**SUPPLIED RECORDS**
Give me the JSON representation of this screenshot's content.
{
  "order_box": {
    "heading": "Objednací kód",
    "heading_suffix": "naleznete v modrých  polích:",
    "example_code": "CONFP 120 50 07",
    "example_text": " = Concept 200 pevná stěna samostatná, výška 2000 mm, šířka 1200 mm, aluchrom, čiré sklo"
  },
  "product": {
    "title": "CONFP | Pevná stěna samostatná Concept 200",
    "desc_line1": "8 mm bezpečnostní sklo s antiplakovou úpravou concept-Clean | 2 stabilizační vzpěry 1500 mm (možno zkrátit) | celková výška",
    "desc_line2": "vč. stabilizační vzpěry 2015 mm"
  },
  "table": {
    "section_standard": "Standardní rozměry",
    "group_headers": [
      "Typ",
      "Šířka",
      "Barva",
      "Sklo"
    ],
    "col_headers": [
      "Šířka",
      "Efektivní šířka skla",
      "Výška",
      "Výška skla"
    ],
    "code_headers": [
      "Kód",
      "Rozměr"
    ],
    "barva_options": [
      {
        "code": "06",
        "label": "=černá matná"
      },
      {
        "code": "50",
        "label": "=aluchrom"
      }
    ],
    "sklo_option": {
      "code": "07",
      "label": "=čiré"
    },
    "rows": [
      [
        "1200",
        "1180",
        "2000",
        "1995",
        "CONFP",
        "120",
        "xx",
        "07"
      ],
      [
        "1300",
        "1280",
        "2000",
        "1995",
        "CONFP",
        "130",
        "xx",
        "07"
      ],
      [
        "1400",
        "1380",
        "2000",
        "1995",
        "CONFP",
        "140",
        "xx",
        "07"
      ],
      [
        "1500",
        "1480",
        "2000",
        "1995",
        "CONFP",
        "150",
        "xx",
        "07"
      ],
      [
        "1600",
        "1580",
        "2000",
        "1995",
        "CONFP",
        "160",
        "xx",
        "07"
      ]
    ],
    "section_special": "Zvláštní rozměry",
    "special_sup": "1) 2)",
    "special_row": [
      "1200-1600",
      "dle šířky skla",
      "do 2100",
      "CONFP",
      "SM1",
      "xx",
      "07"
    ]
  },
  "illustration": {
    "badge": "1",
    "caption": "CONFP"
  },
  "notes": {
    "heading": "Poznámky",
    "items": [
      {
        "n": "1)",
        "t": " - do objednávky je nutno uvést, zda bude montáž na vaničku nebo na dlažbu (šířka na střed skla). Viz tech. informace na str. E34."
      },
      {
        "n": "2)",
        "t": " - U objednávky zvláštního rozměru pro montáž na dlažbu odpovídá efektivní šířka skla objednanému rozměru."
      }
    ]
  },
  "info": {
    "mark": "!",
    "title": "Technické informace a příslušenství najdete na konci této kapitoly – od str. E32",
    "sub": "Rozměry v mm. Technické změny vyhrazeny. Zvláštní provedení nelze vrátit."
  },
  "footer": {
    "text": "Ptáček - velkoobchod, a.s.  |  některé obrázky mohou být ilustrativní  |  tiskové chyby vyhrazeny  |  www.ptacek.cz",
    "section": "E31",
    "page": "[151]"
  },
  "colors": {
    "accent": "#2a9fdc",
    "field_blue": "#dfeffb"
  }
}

**DIRECTIVE**
All of the lines above must be returned exactly.

**SOLUTION BELOW**
Give me the JSON representation of this screenshot's content.
{
  "order_box": {
    "heading": "Objednací kód",
    "heading_suffix": "naleznete v modrých  polích:",
    "example_code": "CONFP 120 50 07",
    "example_text": " = Concept 200 pevná stěna samostatná, výška 2000 mm, šířka 1200 mm, aluchrom, čiré sklo"
  },
  "product": {
    "title": "CONFP | Pevná stěna samostatná Concept 200",
    "desc_line1": "8 mm bezpečnostní sklo s antiplakovou úpravou concept-Clean | 2 stabilizační vzpěry 1500 mm (možno zkrátit) | celková výška",
    "desc_line2": "vč. stabilizační vzpěry 2015 mm"
  },
  "table": {
    "section_standard": "Standardní rozměry",
    "group_headers": [
      "Typ",
      "Šířka",
      "Barva",
      "Sklo"
    ],
    "col_headers": [
      "Šířka",
      "Efektivní šířka skla",
      "Výška",
      "Výška skla"
    ],
    "code_headers": [
      "Kód",
      "Rozměr"
    ],
    "barva_options": [
      {
        "code": "06",
        "label": "=černá matná"
      },
      {
        "code": "50",
        "label": "=aluchrom"
      }
    ],
    "sklo_option": {
      "code": "07",
      "label": "=čiré"
    },
    "rows": [
      [
        "1200",
        "1180",
        "2000",
        "1995",
        "CONFP",
        "120",
        "xx",
        "07"
      ],
      [
        "1300",
        "1280",
        "2000",
        "1995",
        "CONFP",
        "130",
        "xx",
        "07"
      ],
      [
        "1400",
        "1380",
        "2000",
        "1995",
        "CONFP",
        "140",
        "xx",
        "07"
      ],
      [
        "1500",
        "1480",
        "2000",
        "1995",
        "CONFP",
        "150",
        "xx",
        "07"
      ],
      [
        "1600",
        "1580",
        "2000",
        "1995",
        "CONFP",
        "160",
        "xx",
        "07"
      ]
    ],
    "section_special": "Zvláštní rozměry",
    "special_sup": "1) 2)",
    "special_row": [
      "1200-1600",
      "dle šířky skla",
      "do 2100",
      "CONFP",
      "SM1",
      "xx",
      "07"
    ]
  },
  "illustration": {
    "badge": "1",
    "caption": "CONFP"
  },
  "notes": {
    "heading": "Poznámky",
    "items": [
      {
        "n": "1)",
        "t": " - do objednávky je nutno uvést, zda bude montáž na vaničku nebo na dlažbu (šířka na střed skla). Viz tech. informace na str. E34."
      },
      {
        "n": "2)",
        "t": " - U objednávky zvláštního rozměru pro montáž na dlažbu odpovídá efektivní šířka skla objednanému rozměru."
      }
    ]
  },
  "info": {
    "mark": "!",
    "title": "Technické informace a příslušenství najdete na konci této kapitoly – od str. E32",
    "sub": "Rozměry v mm. Technické změny vyhrazeny. Zvláštní provedení nelze vrátit."
  },
  "footer": {
    "text": "Ptáček - velkoobchod, a.s.  |  některé obrázky mohou být ilustrativní  |  tiskové chyby vyhrazeny  |  www.ptacek.cz",
    "section": "E31",
    "page": "[151]"
  },
  "colors": {
    "accent": "#2a9fdc",
    "field_blue": "#dfeffb"
  }
}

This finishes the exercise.